═════ Material supplied ═════

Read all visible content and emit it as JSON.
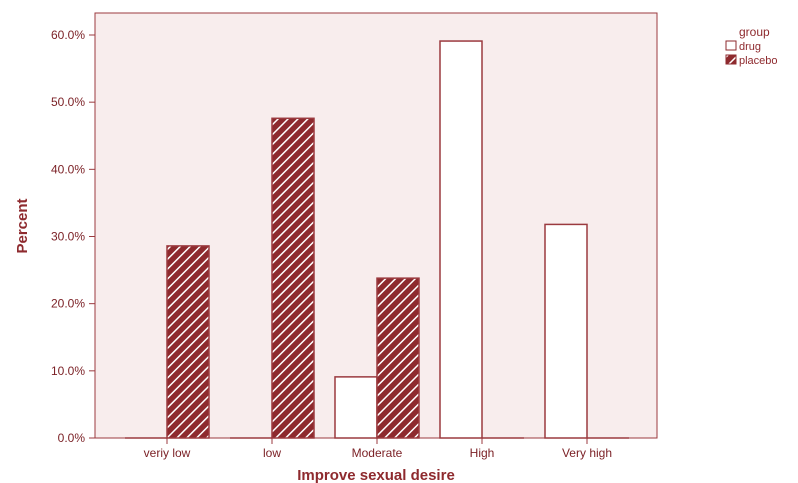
{
  "chart_data": {
    "type": "bar",
    "xlabel": "Improve sexual desire",
    "ylabel": "Percent",
    "categories": [
      "veriy low",
      "low",
      "Moderate",
      "High",
      "Very high"
    ],
    "series": [
      {
        "name": "drug",
        "values": [
          0.0,
          0.0,
          9.1,
          59.1,
          31.8
        ],
        "fill": "#ffffff",
        "pattern": "none"
      },
      {
        "name": "placebo",
        "values": [
          28.6,
          47.6,
          23.8,
          0.0,
          0.0
        ],
        "fill": "#8e2a2e",
        "pattern": "diagonal-hatch"
      }
    ],
    "ylim": [
      0,
      60
    ],
    "yticks": [
      "0.0%",
      "10.0%",
      "20.0%",
      "30.0%",
      "40.0%",
      "50.0%",
      "60.0%"
    ],
    "legend": {
      "title": "group",
      "position": "top-right"
    },
    "grid": false,
    "colors": {
      "plot_background": "#f8eded",
      "bar_stroke": "#9b3a3f",
      "text": "#8e2a2e"
    }
  }
}
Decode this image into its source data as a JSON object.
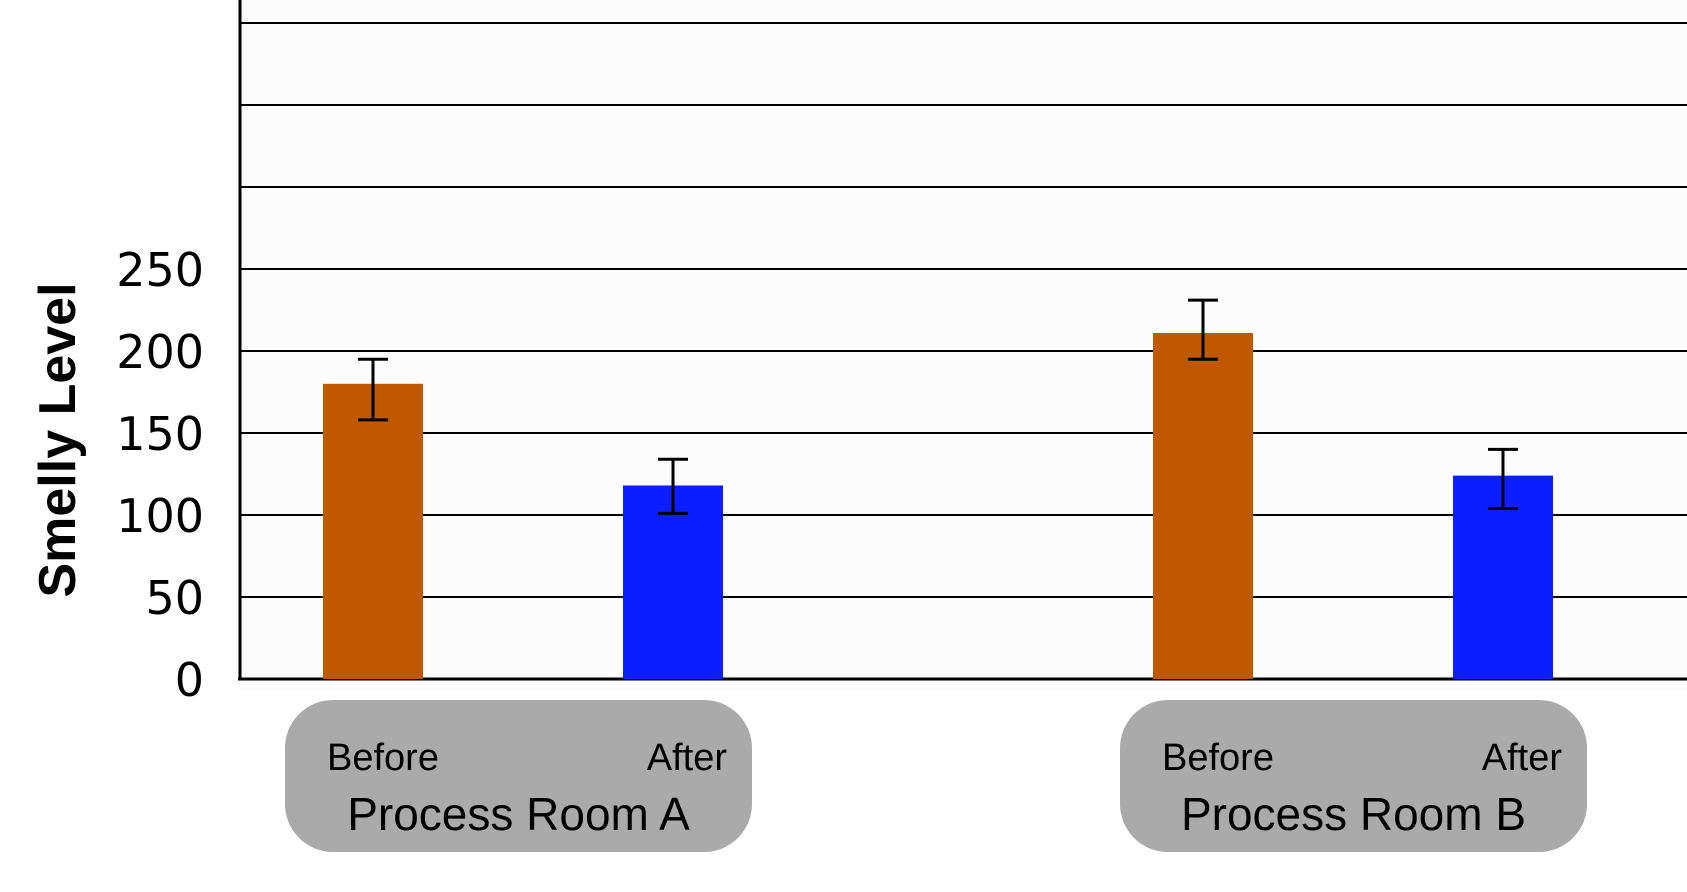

═════

** Task details **
Search the entries for the word "pattern", then gather every line that has it.

** Written response **
        "pattern": "none"
        "pattern": "diagonal-hatch"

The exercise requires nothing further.